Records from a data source
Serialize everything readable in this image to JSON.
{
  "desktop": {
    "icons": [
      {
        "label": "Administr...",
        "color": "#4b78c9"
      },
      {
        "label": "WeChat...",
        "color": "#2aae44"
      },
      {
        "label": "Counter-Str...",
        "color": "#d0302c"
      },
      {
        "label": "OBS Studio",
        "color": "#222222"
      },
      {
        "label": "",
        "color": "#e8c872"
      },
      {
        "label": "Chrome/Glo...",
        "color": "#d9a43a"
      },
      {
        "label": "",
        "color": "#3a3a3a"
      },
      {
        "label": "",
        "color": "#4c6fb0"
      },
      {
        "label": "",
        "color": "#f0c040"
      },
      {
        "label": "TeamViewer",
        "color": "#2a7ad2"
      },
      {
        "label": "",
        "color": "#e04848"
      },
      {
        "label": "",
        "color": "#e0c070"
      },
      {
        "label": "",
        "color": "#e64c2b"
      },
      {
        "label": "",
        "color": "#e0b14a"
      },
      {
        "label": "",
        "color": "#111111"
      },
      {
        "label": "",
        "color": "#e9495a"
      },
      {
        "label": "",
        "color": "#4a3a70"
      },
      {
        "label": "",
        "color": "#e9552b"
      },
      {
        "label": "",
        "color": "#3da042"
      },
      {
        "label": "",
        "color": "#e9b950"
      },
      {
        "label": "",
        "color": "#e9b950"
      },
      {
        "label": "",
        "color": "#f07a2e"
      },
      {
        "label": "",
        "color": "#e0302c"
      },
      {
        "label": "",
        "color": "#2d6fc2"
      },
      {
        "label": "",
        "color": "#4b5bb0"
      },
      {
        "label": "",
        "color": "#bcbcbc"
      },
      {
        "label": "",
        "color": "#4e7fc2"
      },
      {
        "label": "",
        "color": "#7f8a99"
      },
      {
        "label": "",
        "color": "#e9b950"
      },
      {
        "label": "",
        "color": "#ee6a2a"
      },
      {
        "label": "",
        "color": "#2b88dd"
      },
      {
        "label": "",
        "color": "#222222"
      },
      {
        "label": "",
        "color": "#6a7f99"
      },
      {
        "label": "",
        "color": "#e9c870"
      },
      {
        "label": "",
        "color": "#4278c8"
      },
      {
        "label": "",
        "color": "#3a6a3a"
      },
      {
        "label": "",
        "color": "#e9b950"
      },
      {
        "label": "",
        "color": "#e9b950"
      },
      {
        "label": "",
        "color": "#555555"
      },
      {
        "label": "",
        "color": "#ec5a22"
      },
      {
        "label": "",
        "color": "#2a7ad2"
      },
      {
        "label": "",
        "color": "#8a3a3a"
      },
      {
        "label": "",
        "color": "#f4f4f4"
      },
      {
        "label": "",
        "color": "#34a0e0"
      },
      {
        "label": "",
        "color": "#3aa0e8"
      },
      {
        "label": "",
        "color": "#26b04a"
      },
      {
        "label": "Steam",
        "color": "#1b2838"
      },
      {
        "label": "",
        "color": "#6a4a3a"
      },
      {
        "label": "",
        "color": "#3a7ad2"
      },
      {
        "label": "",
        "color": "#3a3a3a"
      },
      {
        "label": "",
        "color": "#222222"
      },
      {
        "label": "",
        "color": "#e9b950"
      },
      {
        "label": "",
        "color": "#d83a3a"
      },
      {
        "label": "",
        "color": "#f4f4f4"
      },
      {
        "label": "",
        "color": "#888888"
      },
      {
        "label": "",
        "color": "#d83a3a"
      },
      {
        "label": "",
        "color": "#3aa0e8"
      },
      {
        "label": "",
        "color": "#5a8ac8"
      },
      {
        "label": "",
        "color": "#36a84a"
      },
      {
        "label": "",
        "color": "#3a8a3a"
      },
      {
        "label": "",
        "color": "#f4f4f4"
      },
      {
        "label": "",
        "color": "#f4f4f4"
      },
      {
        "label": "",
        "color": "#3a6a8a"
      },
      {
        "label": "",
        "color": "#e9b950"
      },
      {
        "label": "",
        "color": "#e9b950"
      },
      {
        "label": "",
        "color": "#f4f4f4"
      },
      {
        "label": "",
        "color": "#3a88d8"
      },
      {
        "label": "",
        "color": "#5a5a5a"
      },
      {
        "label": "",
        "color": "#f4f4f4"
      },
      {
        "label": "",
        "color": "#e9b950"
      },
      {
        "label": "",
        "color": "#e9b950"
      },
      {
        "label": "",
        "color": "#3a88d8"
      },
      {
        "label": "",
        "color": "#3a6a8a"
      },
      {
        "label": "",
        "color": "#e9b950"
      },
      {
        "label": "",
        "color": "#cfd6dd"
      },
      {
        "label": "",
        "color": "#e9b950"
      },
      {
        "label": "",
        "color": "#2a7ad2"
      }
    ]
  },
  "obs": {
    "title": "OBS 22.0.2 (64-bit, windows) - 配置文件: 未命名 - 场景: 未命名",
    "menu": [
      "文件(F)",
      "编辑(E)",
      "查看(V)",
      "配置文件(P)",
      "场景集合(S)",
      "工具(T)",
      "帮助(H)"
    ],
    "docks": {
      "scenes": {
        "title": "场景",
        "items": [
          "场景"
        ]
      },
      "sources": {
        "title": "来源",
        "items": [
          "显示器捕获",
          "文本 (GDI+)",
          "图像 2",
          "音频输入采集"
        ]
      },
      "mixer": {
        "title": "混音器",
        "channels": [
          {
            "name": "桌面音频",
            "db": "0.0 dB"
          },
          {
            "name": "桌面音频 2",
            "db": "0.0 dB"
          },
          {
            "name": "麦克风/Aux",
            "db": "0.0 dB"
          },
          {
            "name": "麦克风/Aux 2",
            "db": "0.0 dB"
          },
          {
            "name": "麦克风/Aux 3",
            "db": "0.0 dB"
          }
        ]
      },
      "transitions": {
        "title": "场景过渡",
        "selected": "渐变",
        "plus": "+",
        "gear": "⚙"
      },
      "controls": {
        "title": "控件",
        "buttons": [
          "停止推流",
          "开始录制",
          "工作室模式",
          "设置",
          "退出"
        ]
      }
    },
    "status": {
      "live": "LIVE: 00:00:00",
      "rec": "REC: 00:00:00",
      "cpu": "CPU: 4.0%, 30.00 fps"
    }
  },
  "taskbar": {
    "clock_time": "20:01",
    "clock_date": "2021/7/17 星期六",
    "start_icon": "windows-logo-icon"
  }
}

= Instructions to follow =
Set down the listing above in full, please, exactly as it appears.

= Solved exercise =
Serialize everything readable in this image to JSON.
{
  "desktop": {
    "icons": [
      {
        "label": "Administr...",
        "color": "#4b78c9"
      },
      {
        "label": "WeChat...",
        "color": "#2aae44"
      },
      {
        "label": "Counter-Str...",
        "color": "#d0302c"
      },
      {
        "label": "OBS Studio",
        "color": "#222222"
      },
      {
        "label": "",
        "color": "#e8c872"
      },
      {
        "label": "Chrome/Glo...",
        "color": "#d9a43a"
      },
      {
        "label": "",
        "color": "#3a3a3a"
      },
      {
        "label": "",
        "color": "#4c6fb0"
      },
      {
        "label": "",
        "color": "#f0c040"
      },
      {
        "label": "TeamViewer",
        "color": "#2a7ad2"
      },
      {
        "label": "",
        "color": "#e04848"
      },
      {
        "label": "",
        "color": "#e0c070"
      },
      {
        "label": "",
        "color": "#e64c2b"
      },
      {
        "label": "",
        "color": "#e0b14a"
      },
      {
        "label": "",
        "color": "#111111"
      },
      {
        "label": "",
        "color": "#e9495a"
      },
      {
        "label": "",
        "color": "#4a3a70"
      },
      {
        "label": "",
        "color": "#e9552b"
      },
      {
        "label": "",
        "color": "#3da042"
      },
      {
        "label": "",
        "color": "#e9b950"
      },
      {
        "label": "",
        "color": "#e9b950"
      },
      {
        "label": "",
        "color": "#f07a2e"
      },
      {
        "label": "",
        "color": "#e0302c"
      },
      {
        "label": "",
        "color": "#2d6fc2"
      },
      {
        "label": "",
        "color": "#4b5bb0"
      },
      {
        "label": "",
        "color": "#bcbcbc"
      },
      {
        "label": "",
        "color": "#4e7fc2"
      },
      {
        "label": "",
        "color": "#7f8a99"
      },
      {
        "label": "",
        "color": "#e9b950"
      },
      {
        "label": "",
        "color": "#ee6a2a"
      },
      {
        "label": "",
        "color": "#2b88dd"
      },
      {
        "label": "",
        "color": "#222222"
      },
      {
        "label": "",
        "color": "#6a7f99"
      },
      {
        "label": "",
        "color": "#e9c870"
      },
      {
        "label": "",
        "color": "#4278c8"
      },
      {
        "label": "",
        "color": "#3a6a3a"
      },
      {
        "label": "",
        "color": "#e9b950"
      },
      {
        "label": "",
        "color": "#e9b950"
      },
      {
        "label": "",
        "color": "#555555"
      },
      {
        "label": "",
        "color": "#ec5a22"
      },
      {
        "label": "",
        "color": "#2a7ad2"
      },
      {
        "label": "",
        "color": "#8a3a3a"
      },
      {
        "label": "",
        "color": "#f4f4f4"
      },
      {
        "label": "",
        "color": "#34a0e0"
      },
      {
        "label": "",
        "color": "#3aa0e8"
      },
      {
        "label": "",
        "color": "#26b04a"
      },
      {
        "label": "Steam",
        "color": "#1b2838"
      },
      {
        "label": "",
        "color": "#6a4a3a"
      },
      {
        "label": "",
        "color": "#3a7ad2"
      },
      {
        "label": "",
        "color": "#3a3a3a"
      },
      {
        "label": "",
        "color": "#222222"
      },
      {
        "label": "",
        "color": "#e9b950"
      },
      {
        "label": "",
        "color": "#d83a3a"
      },
      {
        "label": "",
        "color": "#f4f4f4"
      },
      {
        "label": "",
        "color": "#888888"
      },
      {
        "label": "",
        "color": "#d83a3a"
      },
      {
        "label": "",
        "color": "#3aa0e8"
      },
      {
        "label": "",
        "color": "#5a8ac8"
      },
      {
        "label": "",
        "color": "#36a84a"
      },
      {
        "label": "",
        "color": "#3a8a3a"
      },
      {
        "label": "",
        "color": "#f4f4f4"
      },
      {
        "label": "",
        "color": "#f4f4f4"
      },
      {
        "label": "",
        "color": "#3a6a8a"
      },
      {
        "label": "",
        "color": "#e9b950"
      },
      {
        "label": "",
        "color": "#e9b950"
      },
      {
        "label": "",
        "color": "#f4f4f4"
      },
      {
        "label": "",
        "color": "#3a88d8"
      },
      {
        "label": "",
        "color": "#5a5a5a"
      },
      {
        "label": "",
        "color": "#f4f4f4"
      },
      {
        "label": "",
        "color": "#e9b950"
      },
      {
        "label": "",
        "color": "#e9b950"
      },
      {
        "label": "",
        "color": "#3a88d8"
      },
      {
        "label": "",
        "color": "#3a6a8a"
      },
      {
        "label": "",
        "color": "#e9b950"
      },
      {
        "label": "",
        "color": "#cfd6dd"
      },
      {
        "label": "",
        "color": "#e9b950"
      },
      {
        "label": "",
        "color": "#2a7ad2"
      }
    ]
  },
  "obs": {
    "title": "OBS 22.0.2 (64-bit, windows) - 配置文件: 未命名 - 场景: 未命名",
    "menu": [
      "文件(F)",
      "编辑(E)",
      "查看(V)",
      "配置文件(P)",
      "场景集合(S)",
      "工具(T)",
      "帮助(H)"
    ],
    "docks": {
      "scenes": {
        "title": "场景",
        "items": [
          "场景"
        ]
      },
      "sources": {
        "title": "来源",
        "items": [
          "显示器捕获",
          "文本 (GDI+)",
          "图像 2",
          "音频输入采集"
        ]
      },
      "mixer": {
        "title": "混音器",
        "channels": [
          {
            "name": "桌面音频",
            "db": "0.0 dB"
          },
          {
            "name": "桌面音频 2",
            "db": "0.0 dB"
          },
          {
            "name": "麦克风/Aux",
            "db": "0.0 dB"
          },
          {
            "name": "麦克风/Aux 2",
            "db": "0.0 dB"
          },
          {
            "name": "麦克风/Aux 3",
            "db": "0.0 dB"
          }
        ]
      },
      "transitions": {
        "title": "场景过渡",
        "selected": "渐变",
        "plus": "+",
        "gear": "⚙"
      },
      "controls": {
        "title": "控件",
        "buttons": [
          "停止推流",
          "开始录制",
          "工作室模式",
          "设置",
          "退出"
        ]
      }
    },
    "status": {
      "live": "LIVE: 00:00:00",
      "rec": "REC: 00:00:00",
      "cpu": "CPU: 4.0%, 30.00 fps"
    }
  },
  "taskbar": {
    "clock_time": "20:01",
    "clock_date": "2021/7/17 星期六",
    "start_icon": "windows-logo-icon"
  }
}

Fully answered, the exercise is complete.